__EXERCISE BRIEF__
Using the data below, gather each line that includes the word "обязательных".
** start of SUPPLIED INFORMATION **
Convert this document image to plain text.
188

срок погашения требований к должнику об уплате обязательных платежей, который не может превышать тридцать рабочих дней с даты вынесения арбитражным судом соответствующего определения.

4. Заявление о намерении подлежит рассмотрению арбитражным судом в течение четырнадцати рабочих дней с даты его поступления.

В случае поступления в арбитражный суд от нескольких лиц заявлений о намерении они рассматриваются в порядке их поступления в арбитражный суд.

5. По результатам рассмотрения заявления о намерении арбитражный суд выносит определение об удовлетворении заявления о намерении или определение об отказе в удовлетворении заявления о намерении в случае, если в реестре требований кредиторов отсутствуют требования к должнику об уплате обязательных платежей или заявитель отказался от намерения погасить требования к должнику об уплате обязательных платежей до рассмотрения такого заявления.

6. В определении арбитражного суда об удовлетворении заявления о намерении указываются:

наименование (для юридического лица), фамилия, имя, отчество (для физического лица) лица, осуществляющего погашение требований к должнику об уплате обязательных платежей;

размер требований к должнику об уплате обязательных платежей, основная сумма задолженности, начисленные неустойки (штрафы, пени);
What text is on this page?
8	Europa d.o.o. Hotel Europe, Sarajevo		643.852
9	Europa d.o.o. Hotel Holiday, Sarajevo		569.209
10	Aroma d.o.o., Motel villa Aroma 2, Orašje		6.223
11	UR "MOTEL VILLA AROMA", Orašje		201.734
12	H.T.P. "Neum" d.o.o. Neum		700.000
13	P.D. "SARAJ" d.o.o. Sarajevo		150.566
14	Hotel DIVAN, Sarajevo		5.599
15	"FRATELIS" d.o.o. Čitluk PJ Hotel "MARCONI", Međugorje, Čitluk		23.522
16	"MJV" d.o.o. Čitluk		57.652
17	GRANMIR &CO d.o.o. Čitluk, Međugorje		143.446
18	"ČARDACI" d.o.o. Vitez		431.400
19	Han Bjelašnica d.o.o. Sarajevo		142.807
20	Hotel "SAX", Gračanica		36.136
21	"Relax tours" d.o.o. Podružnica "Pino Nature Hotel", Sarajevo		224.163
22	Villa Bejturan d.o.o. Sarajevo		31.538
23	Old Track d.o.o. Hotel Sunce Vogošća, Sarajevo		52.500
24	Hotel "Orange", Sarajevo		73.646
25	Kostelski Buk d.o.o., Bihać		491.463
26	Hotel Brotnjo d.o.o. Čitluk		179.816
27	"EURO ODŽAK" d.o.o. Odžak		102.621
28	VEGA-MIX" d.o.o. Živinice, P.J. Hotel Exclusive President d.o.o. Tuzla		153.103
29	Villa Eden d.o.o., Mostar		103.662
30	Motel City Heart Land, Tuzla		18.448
** end of SUPPLIED INFORMATION **
__RESPONSE__
срок погашения требований к должнику об уплате обязательных платежей, который не может превышать тридцать рабочих дней с даты вынесения арбитражным судом соответствующего определения.
5. По результатам рассмотрения заявления о намерении арбитражный суд выносит определение об удовлетворении заявления о намерении или определение об отказе в удовлетворении заявления о намерении в случае, если в реестре требований кредиторов отсутствуют требования к должнику об уплате обязательных платежей или заявитель отказался от намерения погасить требования к должнику об уплате обязательных платежей до рассмотрения такого заявления.
наименование (для юридического лица), фамилия, имя, отчество (для физического лица) лица, осуществляющего погашение требований к должнику об уплате обязательных платежей;
размер требований к должнику об уплате обязательных платежей, основная сумма задолженности, начисленные неустойки (штрафы, пени);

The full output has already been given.